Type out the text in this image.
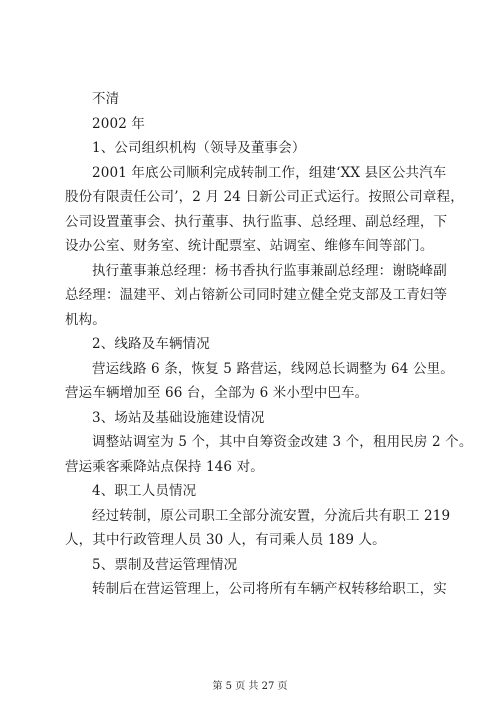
不清
2002 年
1、公司组织机构（领导及董事会）
2001 年底公司顺利完成转制工作，组建‘XX 县区公共汽车
股份有限责任公司’，2 月 24 日新公司正式运行。按照公司章程，
公司设置董事会、执行董事、执行监事、总经理、副总经理，下
设办公室、财务室、统计配票室、站调室、维修车间等部门。
执行董事兼总经理：杨书香执行监事兼副总经理：谢晓峰副
总经理：温建平、刘占镕新公司同时建立健全党支部及工青妇等
机构。
2、线路及车辆情况
营运线路 6 条，恢复 5 路营运，线网总长调整为 64 公里。
营运车辆增加至 66 台，全部为 6 米小型中巴车。
3、场站及基础设施建设情况
调整站调室为 5 个，其中自筹资金改建 3 个，租用民房 2 个。
营运乘客乘降站点保持 146 对。
4、职工人员情况
经过转制，原公司职工全部分流安置，分流后共有职工 219
人，其中行政管理人员 30 人，有司乘人员 189 人。
5、票制及营运管理情况
转制后在营运管理上，公司将所有车辆产权转移给职工，实
第 5 页 共 27 页
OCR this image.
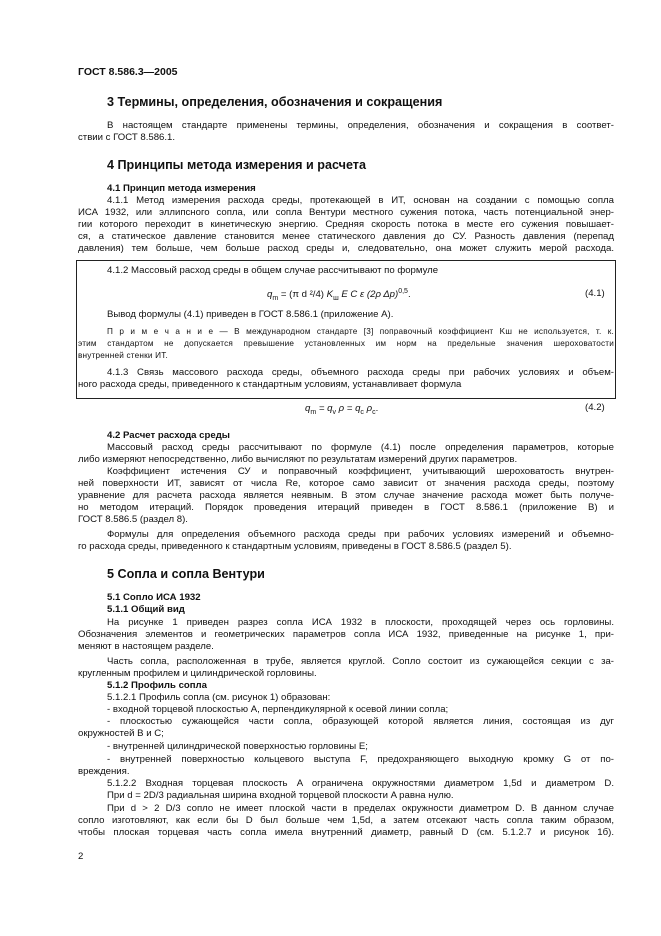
ГОСТ 8.586.3—2005
3 Термины, определения, обозначения и сокращения
В настоящем стандарте применены термины, определения, обозначения и сокращения в соответ-
ствии с ГОСТ 8.586.1.
4 Принципы метода измерения и расчета
4.1 Принцип метода измерения
4.1.1 Метод измерения расхода среды, протекающей в ИТ, основан на создании с помощью сопла
ИСА 1932, или эллипсного сопла, или сопла Вентури местного сужения потока, часть потенциальной энер-
гии которого переходит в кинетическую энергию. Средняя скорость потока в месте его сужения повышает-
ся, а статическое давление становится менее статического давления до СУ. Разность давления (перепад
давления) тем больше, чем больше расход среды и, следовательно, она может служить мерой расхода.
4.1.2 Массовый расход среды в общем случае рассчитывают по формуле
$q_m = (\pi$ d ²/4) $K_ш$ E C ε (2ρ Δp)$^{0,5}$.	(4.1)
Вывод формулы (4.1) приведен в ГОСТ 8.586.1 (приложение А).
П р и м е ч а н и е — В международном стандарте [3] поправочный коэффициент Kш не используется, т. к.
этим стандартом не допускается превышение установленных им норм на предельные значения шероховатости
внутренней стенки ИТ.
4.1.3 Связь массового расхода среды, объемного расхода среды при рабочих условиях и объем-
ного расхода среды, приведенного к стандартным условиям, устанавливает формула
$q_m = q_v$ $\rho = q_c$ $\rho_c$.	(4.2)
4.2 Расчет расхода среды
Массовый расход среды рассчитывают по формуле (4.1) после определения параметров, которые
либо измеряют непосредственно, либо вычисляют по результатам измерений других параметров.
Коэффициент истечения СУ и поправочный коэффициент, учитывающий шероховатость внутрен-
ней поверхности ИТ, зависят от числа Re, которое само зависит от значения расхода среды, поэтому
уравнение для расчета расхода является неявным. В этом случае значение расхода может быть получе-
но методом итераций. Порядок проведения итераций приведен в ГОСТ 8.586.1 (приложение В) и
ГОСТ 8.586.5 (раздел 8).
Формулы для определения объемного расхода среды при рабочих условиях измерений и объемно-
го расхода среды, приведенного к стандартным условиям, приведены в ГОСТ 8.586.5 (раздел 5).
5 Сопла и сопла Вентури
5.1 Сопло ИСА 1932
5.1.1 Общий вид
На рисунке 1 приведен разрез сопла ИСА 1932 в плоскости, проходящей через ось горловины.
Обозначения элементов и геометрических параметров сопла ИСА 1932, приведенные на рисунке 1, при-
меняют в настоящем разделе.
Часть сопла, расположенная в трубе, является круглой. Сопло состоит из сужающейся секции с за-
кругленным профилем и цилиндрической горловины.
5.1.2 Профиль сопла
5.1.2.1 Профиль сопла (см. рисунок 1) образован:
- входной торцевой плоскостью A, перпендикулярной к осевой линии сопла;
- плоскостью сужающейся части сопла, образующей которой является линия, состоящая из дуг
окружностей B и C;
- внутренней цилиндрической поверхностью горловины E;
- внутренней поверхностью кольцевого выступа F, предохраняющего выходную кромку G от по-
вреждения.
5.1.2.2 Входная торцевая плоскость A ограничена окружностями диаметром 1,5d и диаметром D.
При d = 2D/3 радиальная ширина входной торцевой плоскости A равна нулю.
При d > 2 D/3 сопло не имеет плоской части в пределах окружности диаметром D. В данном случае
сопло изготовляют, как если бы D был больше чем 1,5d, а затем отсекают часть сопла таким образом,
чтобы плоская торцевая часть сопла имела внутренний диаметр, равный D (см. 5.1.2.7 и рисунок 1б).
2
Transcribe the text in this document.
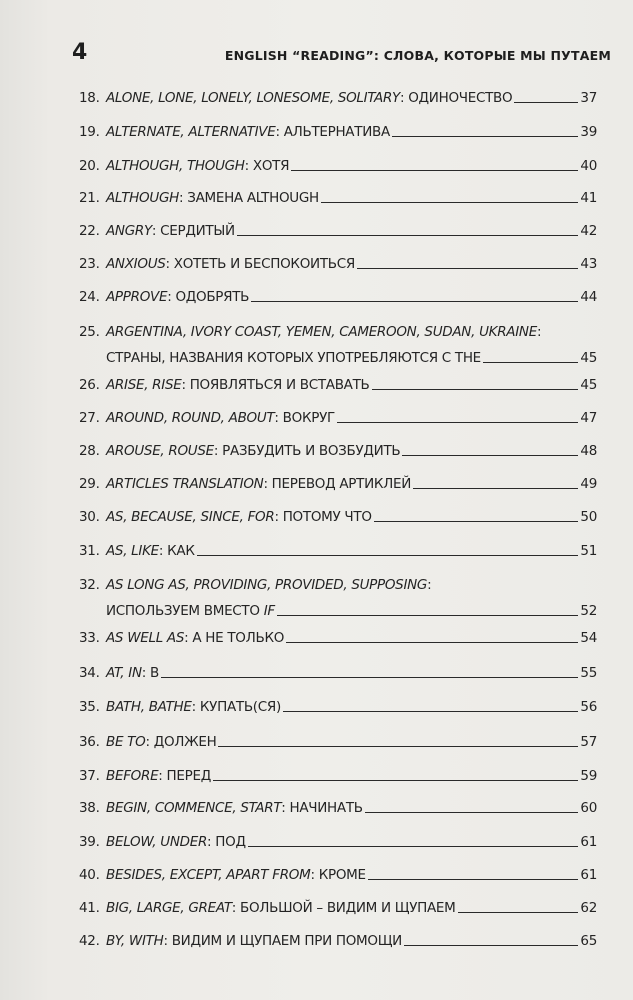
4	ENGLISH “READING”: СЛОВА, КОТОРЫЕ МЫ ПУТАЕМ
18. ALONE, LONE, LONELY, LONESOME, SOLITARY: ОДИНОЧЕСТВО	37
19. ALTERNATE, ALTERNATIVE: АЛЬТЕРНАТИВА	39
20. ALTHOUGH, THOUGH: ХОТЯ	40
21. ALTHOUGH: ЗАМЕНА ALTHOUGH	41
22. ANGRY: СЕРДИТЫЙ	42
23. ANXIOUS: ХОТЕТЬ И БЕСПОКОИТЬСЯ	43
24. APPROVE: ОДОБРЯТЬ	44
25. ARGENTINA, IVORY COAST, YEMEN, CAMEROON, SUDAN, UKRAINE:
СТРАНЫ, НАЗВАНИЯ КОТОРЫХ УПОТРЕБЛЯЮТСЯ С THE	45
26. ARISE, RISE: ПОЯВЛЯТЬСЯ И ВСТАВАТЬ	45
27. AROUND, ROUND, ABOUT: ВОКРУГ	47
28. AROUSE, ROUSE: РАЗБУДИТЬ И ВОЗБУДИТЬ	48
29. ARTICLES TRANSLATION: ПЕРЕВОД АРТИКЛЕЙ	49
30. AS, BECAUSE, SINCE, FOR: ПОТОМУ ЧТО	50
31. AS, LIKE: КАК	51
32. AS LONG AS, PROVIDING, PROVIDED, SUPPOSING:
ИСПОЛЬЗУЕМ ВМЕСТО IF	52
33. AS WELL AS: А НЕ ТОЛЬКО	54
34. AT, IN: В	55
35. BATH, BATHE: КУПАТЬ(СЯ)	56
36. BE TO: ДОЛЖЕН	57
37. BEFORE: ПЕРЕД	59
38. BEGIN, COMMENCE, START: НАЧИНАТЬ	60
39. BELOW, UNDER: ПОД	61
40. BESIDES, EXCEPT, APART FROM: КРОМЕ	61
41. BIG, LARGE, GREAT: БОЛЬШОЙ – ВИДИМ И ЩУПАЕМ	62
42. BY, WITH: ВИДИМ И ЩУПАЕМ ПРИ ПОМОЩИ	65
........
*Task directions*:
From the material above, copy everything exactly but the pictures.

*Completed task*:
Type out the text in this image.
不清
2002 年
1、公司组织机构（领导及董事会）
2001 年底公司顺利完成转制工作，组建‘XX 县区公共汽车
股份有限责任公司’，2 月 24 日新公司正式运行。按照公司章程，
公司设置董事会、执行董事、执行监事、总经理、副总经理，下
设办公室、财务室、统计配票室、站调室、维修车间等部门。
执行董事兼总经理：杨书香执行监事兼副总经理：谢晓峰副
总经理：温建平、刘占镕新公司同时建立健全党支部及工青妇等
机构。
2、线路及车辆情况
营运线路 6 条，恢复 5 路营运，线网总长调整为 64 公里。
营运车辆增加至 66 台，全部为 6 米小型中巴车。
3、场站及基础设施建设情况
调整站调室为 5 个，其中自筹资金改建 3 个，租用民房 2 个。
营运乘客乘降站点保持 146 对。
4、职工人员情况
经过转制，原公司职工全部分流安置，分流后共有职工 219
人，其中行政管理人员 30 人，有司乘人员 189 人。
5、票制及营运管理情况
转制后在营运管理上，公司将所有车辆产权转移给职工，实
第 5 页 共 27 页
OCR this image.
ГОСТ 8.586.3—2005
3 Термины, определения, обозначения и сокращения
В настоящем стандарте применены термины, определения, обозначения и сокращения в соответ-
ствии с ГОСТ 8.586.1.
4 Принципы метода измерения и расчета
4.1 Принцип метода измерения
4.1.1 Метод измерения расхода среды, протекающей в ИТ, основан на создании с помощью сопла
ИСА 1932, или эллипсного сопла, или сопла Вентури местного сужения потока, часть потенциальной энер-
гии которого переходит в кинетическую энергию. Средняя скорость потока в месте его сужения повышает-
ся, а статическое давление становится менее статического давления до СУ. Разность давления (перепад
давления) тем больше, чем больше расход среды и, следовательно, она может служить мерой расхода.
4.1.2 Массовый расход среды в общем случае рассчитывают по формуле
$q_m = (\pi$ d ²/4) $K_ш$ E C ε (2ρ Δp)$^{0,5}$.	(4.1)
Вывод формулы (4.1) приведен в ГОСТ 8.586.1 (приложение А).
П р и м е ч а н и е — В международном стандарте [3] поправочный коэффициент Kш не используется, т. к.
этим стандартом не допускается превышение установленных им норм на предельные значения шероховатости
внутренней стенки ИТ.
4.1.3 Связь массового расхода среды, объемного расхода среды при рабочих условиях и объем-
ного расхода среды, приведенного к стандартным условиям, устанавливает формула
$q_m = q_v$ $\rho = q_c$ $\rho_c$.	(4.2)
4.2 Расчет расхода среды
Массовый расход среды рассчитывают по формуле (4.1) после определения параметров, которые
либо измеряют непосредственно, либо вычисляют по результатам измерений других параметров.
Коэффициент истечения СУ и поправочный коэффициент, учитывающий шероховатость внутрен-
ней поверхности ИТ, зависят от числа Re, которое само зависит от значения расхода среды, поэтому
уравнение для расчета расхода является неявным. В этом случае значение расхода может быть получе-
но методом итераций. Порядок проведения итераций приведен в ГОСТ 8.586.1 (приложение В) и
ГОСТ 8.586.5 (раздел 8).
Формулы для определения объемного расхода среды при рабочих условиях измерений и объемно-
го расхода среды, приведенного к стандартным условиям, приведены в ГОСТ 8.586.5 (раздел 5).
5 Сопла и сопла Вентури
5.1 Сопло ИСА 1932
5.1.1 Общий вид
На рисунке 1 приведен разрез сопла ИСА 1932 в плоскости, проходящей через ось горловины.
Обозначения элементов и геометрических параметров сопла ИСА 1932, приведенные на рисунке 1, при-
меняют в настоящем разделе.
Часть сопла, расположенная в трубе, является круглой. Сопло состоит из сужающейся секции с за-
кругленным профилем и цилиндрической горловины.
5.1.2 Профиль сопла
5.1.2.1 Профиль сопла (см. рисунок 1) образован:
- входной торцевой плоскостью A, перпендикулярной к осевой линии сопла;
- плоскостью сужающейся части сопла, образующей которой является линия, состоящая из дуг
окружностей B и C;
- внутренней цилиндрической поверхностью горловины E;
- внутренней поверхностью кольцевого выступа F, предохраняющего выходную кромку G от по-
вреждения.
5.1.2.2 Входная торцевая плоскость A ограничена окружностями диаметром 1,5d и диаметром D.
При d = 2D/3 радиальная ширина входной торцевой плоскости A равна нулю.
При d > 2 D/3 сопло не имеет плоской части в пределах окружности диаметром D. В данном случае
сопло изготовляют, как если бы D был больше чем 1,5d, а затем отсекают часть сопла таким образом,
чтобы плоская торцевая часть сопла имела внутренний диаметр, равный D (см. 5.1.2.7 и рисунок 1б).
2
Transcribe the text in this document.
4	ENGLISH “READING”: СЛОВА, КОТОРЫЕ МЫ ПУТАЕМ
18. ALONE, LONE, LONELY, LONESOME, SOLITARY: ОДИНОЧЕСТВО	37
19. ALTERNATE, ALTERNATIVE: АЛЬТЕРНАТИВА	39
20. ALTHOUGH, THOUGH: ХОТЯ	40
21. ALTHOUGH: ЗАМЕНА ALTHOUGH	41
22. ANGRY: СЕРДИТЫЙ	42
23. ANXIOUS: ХОТЕТЬ И БЕСПОКОИТЬСЯ	43
24. APPROVE: ОДОБРЯТЬ	44
25. ARGENTINA, IVORY COAST, YEMEN, CAMEROON, SUDAN, UKRAINE:
СТРАНЫ, НАЗВАНИЯ КОТОРЫХ УПОТРЕБЛЯЮТСЯ С THE	45
26. ARISE, RISE: ПОЯВЛЯТЬСЯ И ВСТАВАТЬ	45
27. AROUND, ROUND, ABOUT: ВОКРУГ	47
28. AROUSE, ROUSE: РАЗБУДИТЬ И ВОЗБУДИТЬ	48
29. ARTICLES TRANSLATION: ПЕРЕВОД АРТИКЛЕЙ	49
30. AS, BECAUSE, SINCE, FOR: ПОТОМУ ЧТО	50
31. AS, LIKE: КАК	51
32. AS LONG AS, PROVIDING, PROVIDED, SUPPOSING:
ИСПОЛЬЗУЕМ ВМЕСТО IF	52
33. AS WELL AS: А НЕ ТОЛЬКО	54
34. AT, IN: В	55
35. BATH, BATHE: КУПАТЬ(СЯ)	56
36. BE TO: ДОЛЖЕН	57
37. BEFORE: ПЕРЕД	59
38. BEGIN, COMMENCE, START: НАЧИНАТЬ	60
39. BELOW, UNDER: ПОД	61
40. BESIDES, EXCEPT, APART FROM: КРОМЕ	61
41. BIG, LARGE, GREAT: БОЛЬШОЙ – ВИДИМ И ЩУПАЕМ	62
42. BY, WITH: ВИДИМ И ЩУПАЕМ ПРИ ПОМОЩИ	65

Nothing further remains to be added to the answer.